Dataset entries start
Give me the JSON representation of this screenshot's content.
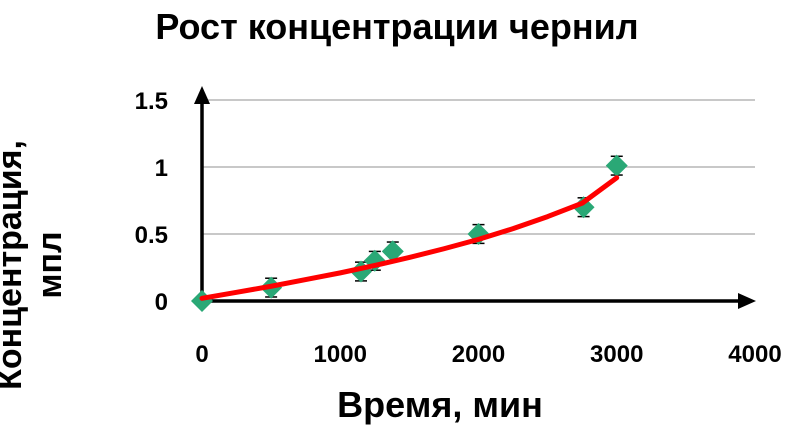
{
  "chart_data": {
    "type": "scatter",
    "title": "Рост концентрации чернил",
    "xlabel": "Время, мин",
    "ylabel_lines": [
      "Концентрация,",
      "мпл"
    ],
    "xlim": [
      0,
      4000
    ],
    "ylim": [
      0,
      1.5
    ],
    "xticks": [
      0,
      1000,
      2000,
      3000,
      4000
    ],
    "yticks": [
      0,
      0.5,
      1,
      1.5
    ],
    "ytick_labels": [
      "0",
      "0.5",
      "1",
      "1.5"
    ],
    "grid": true,
    "series": [
      {
        "marker": "diamond",
        "color": "#2aa876",
        "error_bar": 0.07,
        "x": [
          0,
          500,
          1150,
          1250,
          1380,
          2000,
          2760,
          3000
        ],
        "y": [
          0,
          0.1,
          0.22,
          0.3,
          0.37,
          0.5,
          0.7,
          1.01
        ]
      }
    ],
    "trendline": {
      "color": "#ff0000",
      "x": [
        0,
        250,
        500,
        750,
        1000,
        1250,
        1500,
        1750,
        2000,
        2250,
        2500,
        2750,
        3000
      ],
      "y": [
        0.02,
        0.065,
        0.11,
        0.16,
        0.21,
        0.265,
        0.325,
        0.39,
        0.46,
        0.54,
        0.63,
        0.73,
        0.92
      ]
    }
  }
}
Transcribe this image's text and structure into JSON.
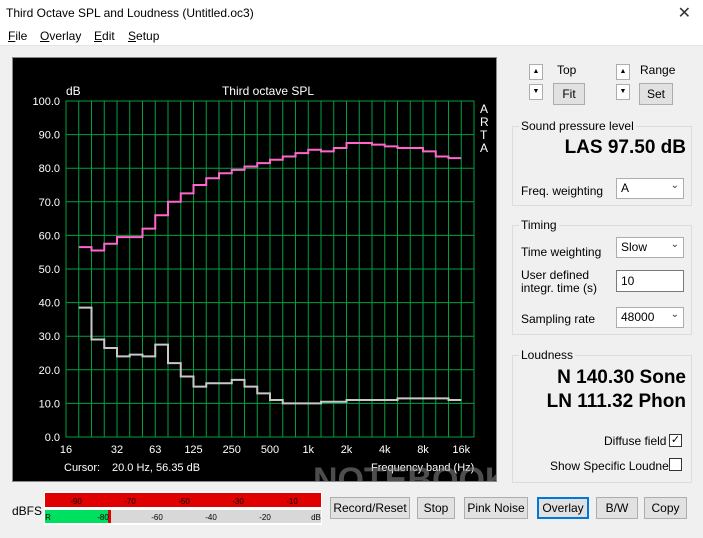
{
  "window": {
    "title": "Third Octave SPL and Loudness (Untitled.oc3)",
    "close_glyph": "✕"
  },
  "menu": [
    {
      "first": "F",
      "rest": "ile"
    },
    {
      "first": "O",
      "rest": "verlay"
    },
    {
      "first": "E",
      "rest": "dit"
    },
    {
      "first": "S",
      "rest": "etup"
    }
  ],
  "graph": {
    "unit_label": "dB",
    "arta_label": [
      "A",
      "R",
      "T",
      "A"
    ],
    "cursor_label": "Cursor:",
    "cursor_value": "20.0 Hz, 56.35 dB",
    "watermark": "NOTEBOOKCHECK"
  },
  "chart_data": {
    "type": "line",
    "title": "Third octave SPL",
    "ylabel": "dB",
    "xlabel": "Frequency band (Hz)",
    "ylim": [
      0,
      100
    ],
    "yticks": [
      "100.0",
      "90.0",
      "80.0",
      "70.0",
      "60.0",
      "50.0",
      "40.0",
      "30.0",
      "20.0",
      "10.0",
      "0.0"
    ],
    "xtick_labels": [
      "16",
      "32",
      "63",
      "125",
      "250",
      "500",
      "1k",
      "2k",
      "4k",
      "8k",
      "16k"
    ],
    "bands": [
      "16",
      "20",
      "25",
      "31.5",
      "40",
      "50",
      "63",
      "80",
      "100",
      "125",
      "160",
      "200",
      "250",
      "315",
      "400",
      "500",
      "630",
      "800",
      "1k",
      "1.25k",
      "1.6k",
      "2k",
      "2.5k",
      "3.15k",
      "4k",
      "5k",
      "6.3k",
      "8k",
      "10k",
      "12.5k",
      "16k",
      "20k"
    ],
    "grid": true,
    "background": "#000000",
    "grid_color": "#00a040",
    "series": [
      {
        "color": "#ff66cc",
        "values": [
          null,
          56.5,
          55.5,
          57.5,
          59.5,
          59.5,
          62,
          66,
          70,
          72.5,
          75,
          77,
          78.5,
          79.5,
          80.5,
          81.5,
          82.5,
          83.5,
          84.5,
          85.5,
          85,
          86,
          87.5,
          87.5,
          87,
          86.5,
          86,
          86,
          85,
          83.5,
          83,
          null
        ]
      },
      {
        "color": "#c8c8c8",
        "values": [
          null,
          38.5,
          29,
          26.5,
          24,
          24.5,
          24,
          27.5,
          22,
          18,
          15,
          16,
          16,
          17,
          15,
          13,
          11,
          10,
          10,
          10,
          10.5,
          10.5,
          11,
          11,
          11,
          11,
          11.5,
          11.5,
          11.5,
          11.5,
          11,
          null
        ]
      }
    ]
  },
  "meter": {
    "label": "dBFS",
    "top_ticks": [
      "-90",
      "-70",
      "-50",
      "-30",
      "-10"
    ],
    "bottom_ticks": [
      "R",
      "-80",
      "-60",
      "-40",
      "-20",
      "dB"
    ],
    "red": "#e00000",
    "green": "#00e060"
  },
  "buttons": {
    "record_reset": "Record/Reset",
    "stop": "Stop",
    "pink_noise": "Pink Noise",
    "overlay": "Overlay",
    "bw": "B/W",
    "copy": "Copy",
    "fit": "Fit",
    "set": "Set"
  },
  "top_controls": {
    "top_label": "Top",
    "range_label": "Range",
    "up": "▲",
    "down": "▼"
  },
  "spl": {
    "group_title": "Sound pressure level",
    "reading": "LAS 97.50 dB",
    "freq_weighting_label": "Freq. weighting",
    "freq_weighting_value": "A"
  },
  "timing": {
    "group_title": "Timing",
    "time_weighting_label": "Time weighting",
    "time_weighting_value": "Slow",
    "integr_label_1": "User defined",
    "integr_label_2": "integr. time (s)",
    "integr_value": "10",
    "sampling_label": "Sampling rate",
    "sampling_value": "48000"
  },
  "loudness": {
    "group_title": "Loudness",
    "sone": "N 140.30 Sone",
    "phon": "LN 111.32 Phon",
    "diffuse_label": "Diffuse field",
    "diffuse_checked": "✓",
    "specific_label": "Show Specific Loudness"
  }
}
Dataset entries end
From the material, report only how many lines include the word "Third".

Response for this exercise:
2